(Records from a dataset)
□ □ □ □ □

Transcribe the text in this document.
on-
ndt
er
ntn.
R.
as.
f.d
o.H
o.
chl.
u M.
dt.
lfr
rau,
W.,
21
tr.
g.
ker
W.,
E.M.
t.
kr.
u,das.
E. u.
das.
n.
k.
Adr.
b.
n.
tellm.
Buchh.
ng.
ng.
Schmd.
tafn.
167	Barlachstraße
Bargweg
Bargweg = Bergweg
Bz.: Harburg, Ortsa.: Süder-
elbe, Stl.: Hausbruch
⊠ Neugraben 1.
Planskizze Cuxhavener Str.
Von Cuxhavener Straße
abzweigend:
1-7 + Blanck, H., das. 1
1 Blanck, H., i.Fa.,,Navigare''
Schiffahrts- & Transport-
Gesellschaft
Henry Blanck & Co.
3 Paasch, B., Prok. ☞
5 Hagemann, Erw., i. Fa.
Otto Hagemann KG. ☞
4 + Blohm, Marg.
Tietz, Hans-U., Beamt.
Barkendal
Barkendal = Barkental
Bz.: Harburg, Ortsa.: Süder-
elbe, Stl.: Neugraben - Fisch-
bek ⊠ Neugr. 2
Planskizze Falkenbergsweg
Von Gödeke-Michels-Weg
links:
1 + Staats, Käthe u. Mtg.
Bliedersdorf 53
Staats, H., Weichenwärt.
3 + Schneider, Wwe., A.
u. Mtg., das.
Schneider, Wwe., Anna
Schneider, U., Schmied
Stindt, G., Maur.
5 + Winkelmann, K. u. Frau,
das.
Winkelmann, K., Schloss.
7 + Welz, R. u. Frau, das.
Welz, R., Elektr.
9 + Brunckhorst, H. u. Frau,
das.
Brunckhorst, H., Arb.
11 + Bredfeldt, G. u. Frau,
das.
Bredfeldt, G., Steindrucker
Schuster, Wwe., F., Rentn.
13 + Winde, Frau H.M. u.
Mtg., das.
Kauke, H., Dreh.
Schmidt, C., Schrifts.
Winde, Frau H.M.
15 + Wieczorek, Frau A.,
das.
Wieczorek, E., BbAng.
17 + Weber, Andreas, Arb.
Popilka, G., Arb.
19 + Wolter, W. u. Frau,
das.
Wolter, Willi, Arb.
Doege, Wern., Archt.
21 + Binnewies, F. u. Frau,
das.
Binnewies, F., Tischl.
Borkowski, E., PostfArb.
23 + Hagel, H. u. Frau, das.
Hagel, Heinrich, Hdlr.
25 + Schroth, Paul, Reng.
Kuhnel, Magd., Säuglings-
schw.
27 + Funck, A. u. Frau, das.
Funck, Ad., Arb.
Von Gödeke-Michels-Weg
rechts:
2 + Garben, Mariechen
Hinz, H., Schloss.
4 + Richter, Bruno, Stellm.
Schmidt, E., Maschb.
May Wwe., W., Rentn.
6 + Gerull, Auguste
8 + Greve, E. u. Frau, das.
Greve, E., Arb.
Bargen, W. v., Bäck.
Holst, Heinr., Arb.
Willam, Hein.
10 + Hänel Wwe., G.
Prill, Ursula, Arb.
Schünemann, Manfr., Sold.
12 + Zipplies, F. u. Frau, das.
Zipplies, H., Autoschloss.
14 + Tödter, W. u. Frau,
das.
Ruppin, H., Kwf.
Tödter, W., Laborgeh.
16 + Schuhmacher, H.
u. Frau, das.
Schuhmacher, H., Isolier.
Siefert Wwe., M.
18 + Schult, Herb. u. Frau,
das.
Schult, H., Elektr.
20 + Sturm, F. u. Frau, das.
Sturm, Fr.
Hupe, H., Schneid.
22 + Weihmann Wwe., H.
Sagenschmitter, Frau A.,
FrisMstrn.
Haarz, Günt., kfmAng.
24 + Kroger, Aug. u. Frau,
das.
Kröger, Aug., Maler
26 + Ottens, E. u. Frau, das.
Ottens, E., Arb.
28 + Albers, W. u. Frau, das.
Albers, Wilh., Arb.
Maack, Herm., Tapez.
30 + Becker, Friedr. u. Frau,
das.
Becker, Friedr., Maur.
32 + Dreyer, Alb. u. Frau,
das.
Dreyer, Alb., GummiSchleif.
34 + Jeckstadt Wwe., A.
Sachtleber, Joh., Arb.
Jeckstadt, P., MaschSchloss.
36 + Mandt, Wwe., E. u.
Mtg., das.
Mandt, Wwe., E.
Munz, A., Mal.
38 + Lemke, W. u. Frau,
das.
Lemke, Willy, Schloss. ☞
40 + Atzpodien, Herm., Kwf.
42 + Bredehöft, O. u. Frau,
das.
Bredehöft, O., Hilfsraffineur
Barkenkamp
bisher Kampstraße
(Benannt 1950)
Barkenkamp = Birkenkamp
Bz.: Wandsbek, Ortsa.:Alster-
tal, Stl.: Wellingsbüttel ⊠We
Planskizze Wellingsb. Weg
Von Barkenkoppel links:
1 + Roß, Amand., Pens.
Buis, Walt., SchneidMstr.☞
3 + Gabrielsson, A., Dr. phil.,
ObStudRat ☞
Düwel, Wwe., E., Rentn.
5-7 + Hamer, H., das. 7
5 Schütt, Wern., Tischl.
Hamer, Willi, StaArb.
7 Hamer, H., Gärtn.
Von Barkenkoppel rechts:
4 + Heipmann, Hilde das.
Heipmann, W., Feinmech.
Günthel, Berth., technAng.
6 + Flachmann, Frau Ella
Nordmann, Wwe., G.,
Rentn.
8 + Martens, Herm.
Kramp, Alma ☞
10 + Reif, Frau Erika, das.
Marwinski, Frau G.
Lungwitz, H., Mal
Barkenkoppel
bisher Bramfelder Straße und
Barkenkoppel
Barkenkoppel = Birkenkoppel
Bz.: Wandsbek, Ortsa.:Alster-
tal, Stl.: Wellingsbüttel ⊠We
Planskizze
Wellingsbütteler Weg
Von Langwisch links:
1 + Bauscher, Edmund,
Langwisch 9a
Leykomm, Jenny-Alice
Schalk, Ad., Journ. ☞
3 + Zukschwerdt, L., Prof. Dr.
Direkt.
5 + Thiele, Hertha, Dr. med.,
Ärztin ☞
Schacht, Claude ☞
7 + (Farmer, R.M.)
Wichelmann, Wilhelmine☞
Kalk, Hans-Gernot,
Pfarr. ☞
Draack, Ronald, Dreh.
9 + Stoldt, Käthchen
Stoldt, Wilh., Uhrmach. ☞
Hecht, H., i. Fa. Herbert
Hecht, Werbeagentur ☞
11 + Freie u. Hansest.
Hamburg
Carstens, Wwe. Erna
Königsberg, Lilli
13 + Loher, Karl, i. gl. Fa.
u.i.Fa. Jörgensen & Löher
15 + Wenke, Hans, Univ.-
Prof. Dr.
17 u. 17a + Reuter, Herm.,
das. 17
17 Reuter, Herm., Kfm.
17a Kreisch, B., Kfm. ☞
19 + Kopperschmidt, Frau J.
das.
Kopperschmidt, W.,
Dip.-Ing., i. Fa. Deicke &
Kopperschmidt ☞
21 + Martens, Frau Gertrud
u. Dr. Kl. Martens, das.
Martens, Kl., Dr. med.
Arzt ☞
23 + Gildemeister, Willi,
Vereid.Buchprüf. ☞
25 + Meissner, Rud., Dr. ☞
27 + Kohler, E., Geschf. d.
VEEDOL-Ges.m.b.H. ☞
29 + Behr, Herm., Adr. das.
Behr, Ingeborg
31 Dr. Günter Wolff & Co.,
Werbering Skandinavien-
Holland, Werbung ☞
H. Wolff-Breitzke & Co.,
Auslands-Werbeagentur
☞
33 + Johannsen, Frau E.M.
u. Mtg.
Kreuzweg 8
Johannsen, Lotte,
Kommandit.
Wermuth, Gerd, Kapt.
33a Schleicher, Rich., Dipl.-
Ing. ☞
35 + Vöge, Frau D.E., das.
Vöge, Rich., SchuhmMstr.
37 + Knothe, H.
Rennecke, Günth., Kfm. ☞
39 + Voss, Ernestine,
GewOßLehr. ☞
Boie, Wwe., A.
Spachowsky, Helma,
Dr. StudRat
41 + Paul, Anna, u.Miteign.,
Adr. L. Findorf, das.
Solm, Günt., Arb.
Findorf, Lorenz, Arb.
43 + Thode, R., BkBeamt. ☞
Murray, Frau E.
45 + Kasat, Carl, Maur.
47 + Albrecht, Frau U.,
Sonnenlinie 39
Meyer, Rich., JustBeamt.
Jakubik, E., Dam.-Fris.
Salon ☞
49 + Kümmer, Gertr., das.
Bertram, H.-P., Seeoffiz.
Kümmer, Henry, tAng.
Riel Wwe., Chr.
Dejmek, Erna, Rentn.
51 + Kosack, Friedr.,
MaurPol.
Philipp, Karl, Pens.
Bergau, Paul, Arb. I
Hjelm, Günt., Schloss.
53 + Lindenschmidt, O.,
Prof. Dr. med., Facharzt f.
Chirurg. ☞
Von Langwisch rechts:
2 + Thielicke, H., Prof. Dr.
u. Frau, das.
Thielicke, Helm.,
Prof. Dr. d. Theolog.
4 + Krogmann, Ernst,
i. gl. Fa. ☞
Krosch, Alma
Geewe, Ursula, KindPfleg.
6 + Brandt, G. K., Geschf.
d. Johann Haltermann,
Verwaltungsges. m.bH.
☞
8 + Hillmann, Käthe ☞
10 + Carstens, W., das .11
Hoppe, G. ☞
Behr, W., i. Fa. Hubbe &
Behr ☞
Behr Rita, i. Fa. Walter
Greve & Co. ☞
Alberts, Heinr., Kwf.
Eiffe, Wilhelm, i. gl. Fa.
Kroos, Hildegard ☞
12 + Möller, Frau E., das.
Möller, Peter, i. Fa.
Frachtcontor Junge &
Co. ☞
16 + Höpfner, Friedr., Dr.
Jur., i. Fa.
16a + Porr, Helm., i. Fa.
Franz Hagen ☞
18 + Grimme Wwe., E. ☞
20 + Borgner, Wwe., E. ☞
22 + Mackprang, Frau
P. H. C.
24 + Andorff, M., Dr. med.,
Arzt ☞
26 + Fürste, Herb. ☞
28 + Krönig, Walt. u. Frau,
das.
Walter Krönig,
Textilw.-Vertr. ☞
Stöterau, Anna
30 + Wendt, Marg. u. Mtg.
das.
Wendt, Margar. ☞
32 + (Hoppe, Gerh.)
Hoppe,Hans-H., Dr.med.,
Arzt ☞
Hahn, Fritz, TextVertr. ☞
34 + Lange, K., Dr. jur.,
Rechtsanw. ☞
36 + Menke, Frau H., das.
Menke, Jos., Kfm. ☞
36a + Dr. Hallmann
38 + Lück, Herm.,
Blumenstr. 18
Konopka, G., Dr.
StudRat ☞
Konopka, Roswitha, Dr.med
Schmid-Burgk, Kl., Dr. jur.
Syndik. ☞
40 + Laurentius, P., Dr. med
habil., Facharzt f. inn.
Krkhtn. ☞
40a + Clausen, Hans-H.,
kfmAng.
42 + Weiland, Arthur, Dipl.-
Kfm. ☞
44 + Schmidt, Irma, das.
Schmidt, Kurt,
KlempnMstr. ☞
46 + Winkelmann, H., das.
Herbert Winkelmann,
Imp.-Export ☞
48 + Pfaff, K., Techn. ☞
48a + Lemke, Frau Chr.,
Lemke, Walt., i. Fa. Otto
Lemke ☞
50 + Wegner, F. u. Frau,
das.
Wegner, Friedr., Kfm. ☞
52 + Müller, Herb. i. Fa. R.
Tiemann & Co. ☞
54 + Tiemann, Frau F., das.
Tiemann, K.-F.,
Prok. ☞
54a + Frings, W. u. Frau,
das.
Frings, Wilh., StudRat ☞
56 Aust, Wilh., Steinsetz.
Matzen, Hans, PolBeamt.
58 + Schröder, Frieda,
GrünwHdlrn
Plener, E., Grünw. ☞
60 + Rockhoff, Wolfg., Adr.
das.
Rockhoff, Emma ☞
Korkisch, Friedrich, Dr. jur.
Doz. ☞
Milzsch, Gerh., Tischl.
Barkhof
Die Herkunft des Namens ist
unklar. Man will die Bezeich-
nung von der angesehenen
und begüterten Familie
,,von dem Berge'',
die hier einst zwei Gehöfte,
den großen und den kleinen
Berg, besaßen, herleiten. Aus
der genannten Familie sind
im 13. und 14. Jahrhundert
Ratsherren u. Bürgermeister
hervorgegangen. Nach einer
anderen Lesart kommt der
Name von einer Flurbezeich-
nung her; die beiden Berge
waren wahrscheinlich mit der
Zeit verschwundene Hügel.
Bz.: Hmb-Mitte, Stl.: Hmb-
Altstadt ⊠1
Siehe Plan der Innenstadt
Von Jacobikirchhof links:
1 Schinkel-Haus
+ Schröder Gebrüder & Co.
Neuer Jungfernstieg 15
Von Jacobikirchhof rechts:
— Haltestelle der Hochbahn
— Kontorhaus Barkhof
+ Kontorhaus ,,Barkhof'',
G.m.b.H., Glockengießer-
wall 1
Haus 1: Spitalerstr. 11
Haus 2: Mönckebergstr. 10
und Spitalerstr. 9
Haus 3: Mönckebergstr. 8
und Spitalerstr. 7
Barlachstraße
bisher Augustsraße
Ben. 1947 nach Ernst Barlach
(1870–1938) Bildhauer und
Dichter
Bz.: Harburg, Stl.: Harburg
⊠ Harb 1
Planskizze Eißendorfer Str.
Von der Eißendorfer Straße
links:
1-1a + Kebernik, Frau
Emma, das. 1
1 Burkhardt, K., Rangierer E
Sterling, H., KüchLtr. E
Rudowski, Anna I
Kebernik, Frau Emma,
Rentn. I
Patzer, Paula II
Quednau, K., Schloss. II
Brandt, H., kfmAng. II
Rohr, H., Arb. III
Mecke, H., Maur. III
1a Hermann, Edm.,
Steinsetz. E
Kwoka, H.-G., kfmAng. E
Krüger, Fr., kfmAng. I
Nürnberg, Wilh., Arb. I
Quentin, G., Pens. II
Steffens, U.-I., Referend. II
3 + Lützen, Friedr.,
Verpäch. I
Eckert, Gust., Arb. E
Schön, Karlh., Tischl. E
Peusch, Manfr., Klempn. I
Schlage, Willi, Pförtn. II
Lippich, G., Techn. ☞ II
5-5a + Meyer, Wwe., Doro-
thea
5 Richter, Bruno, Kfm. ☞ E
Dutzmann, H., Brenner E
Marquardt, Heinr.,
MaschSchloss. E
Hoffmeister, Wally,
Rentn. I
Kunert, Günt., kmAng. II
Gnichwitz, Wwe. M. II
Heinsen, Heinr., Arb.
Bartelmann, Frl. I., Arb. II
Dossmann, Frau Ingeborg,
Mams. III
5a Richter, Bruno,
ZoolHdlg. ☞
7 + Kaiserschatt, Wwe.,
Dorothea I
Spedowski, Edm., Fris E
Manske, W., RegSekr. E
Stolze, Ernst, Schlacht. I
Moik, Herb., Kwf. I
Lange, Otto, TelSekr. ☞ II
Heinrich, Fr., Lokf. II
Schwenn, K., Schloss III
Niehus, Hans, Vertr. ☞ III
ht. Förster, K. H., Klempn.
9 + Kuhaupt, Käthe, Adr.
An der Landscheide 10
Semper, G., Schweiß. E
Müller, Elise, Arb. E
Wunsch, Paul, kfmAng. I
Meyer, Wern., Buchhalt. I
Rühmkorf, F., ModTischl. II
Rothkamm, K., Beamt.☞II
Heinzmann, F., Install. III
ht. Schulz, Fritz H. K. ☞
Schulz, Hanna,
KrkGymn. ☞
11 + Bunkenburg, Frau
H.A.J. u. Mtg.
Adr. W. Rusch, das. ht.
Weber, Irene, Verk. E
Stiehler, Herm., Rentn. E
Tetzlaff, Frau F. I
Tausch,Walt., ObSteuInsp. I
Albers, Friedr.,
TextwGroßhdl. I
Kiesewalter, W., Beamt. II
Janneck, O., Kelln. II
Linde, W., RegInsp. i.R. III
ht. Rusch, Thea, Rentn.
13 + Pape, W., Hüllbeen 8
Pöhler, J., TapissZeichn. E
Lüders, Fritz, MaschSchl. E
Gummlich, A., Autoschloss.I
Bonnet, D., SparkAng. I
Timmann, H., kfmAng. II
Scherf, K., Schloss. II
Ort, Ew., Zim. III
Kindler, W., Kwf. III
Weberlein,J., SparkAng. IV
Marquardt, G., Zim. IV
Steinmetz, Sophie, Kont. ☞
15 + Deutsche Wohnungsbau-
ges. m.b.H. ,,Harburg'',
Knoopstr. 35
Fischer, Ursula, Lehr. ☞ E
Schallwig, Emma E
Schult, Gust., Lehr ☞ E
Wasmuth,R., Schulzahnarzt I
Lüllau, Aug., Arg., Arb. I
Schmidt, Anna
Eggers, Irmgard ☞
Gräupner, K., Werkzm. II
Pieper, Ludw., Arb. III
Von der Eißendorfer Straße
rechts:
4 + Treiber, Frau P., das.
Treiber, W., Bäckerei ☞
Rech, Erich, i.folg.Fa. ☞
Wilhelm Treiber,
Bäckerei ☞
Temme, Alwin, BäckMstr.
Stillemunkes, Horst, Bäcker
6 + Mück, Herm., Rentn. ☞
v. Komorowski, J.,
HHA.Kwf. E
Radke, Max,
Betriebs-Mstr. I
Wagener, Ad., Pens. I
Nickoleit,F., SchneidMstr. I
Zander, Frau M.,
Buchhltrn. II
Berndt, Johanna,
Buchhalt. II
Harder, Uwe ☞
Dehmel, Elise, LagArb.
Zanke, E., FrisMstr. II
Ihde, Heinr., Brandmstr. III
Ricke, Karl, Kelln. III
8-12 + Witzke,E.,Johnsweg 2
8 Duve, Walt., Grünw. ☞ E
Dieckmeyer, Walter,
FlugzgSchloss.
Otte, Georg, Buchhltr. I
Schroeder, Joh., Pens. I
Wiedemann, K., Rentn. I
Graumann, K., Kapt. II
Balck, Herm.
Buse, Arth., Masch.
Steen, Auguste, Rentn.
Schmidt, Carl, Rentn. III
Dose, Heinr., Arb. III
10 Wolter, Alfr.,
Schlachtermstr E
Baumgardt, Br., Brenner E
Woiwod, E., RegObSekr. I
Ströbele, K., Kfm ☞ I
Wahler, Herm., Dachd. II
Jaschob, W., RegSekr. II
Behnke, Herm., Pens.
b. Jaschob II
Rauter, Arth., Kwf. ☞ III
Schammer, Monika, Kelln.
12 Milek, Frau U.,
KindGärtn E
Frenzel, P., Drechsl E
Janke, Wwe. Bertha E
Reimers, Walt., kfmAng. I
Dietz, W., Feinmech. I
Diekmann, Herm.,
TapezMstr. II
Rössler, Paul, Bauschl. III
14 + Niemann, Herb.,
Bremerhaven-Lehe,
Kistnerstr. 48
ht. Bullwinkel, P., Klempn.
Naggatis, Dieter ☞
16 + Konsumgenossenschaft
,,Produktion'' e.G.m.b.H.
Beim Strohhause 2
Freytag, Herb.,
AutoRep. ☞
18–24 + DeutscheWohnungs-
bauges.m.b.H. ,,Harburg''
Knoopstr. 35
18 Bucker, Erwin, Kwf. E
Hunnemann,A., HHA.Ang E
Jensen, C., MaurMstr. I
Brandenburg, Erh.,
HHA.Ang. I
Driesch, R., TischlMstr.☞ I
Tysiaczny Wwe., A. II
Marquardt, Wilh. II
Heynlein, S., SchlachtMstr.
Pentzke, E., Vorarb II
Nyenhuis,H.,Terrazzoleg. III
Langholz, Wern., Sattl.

□ □ □ □ □

* Exercise description *
Pick out the lines containing the string "Behr".

* Exercise response *
29 + Behr, Herm., Adr. das.
Behr, Ingeborg
Behr, W., i. Fa. Hubbe &
Behr ☞
Behr Rita, i. Fa. Walter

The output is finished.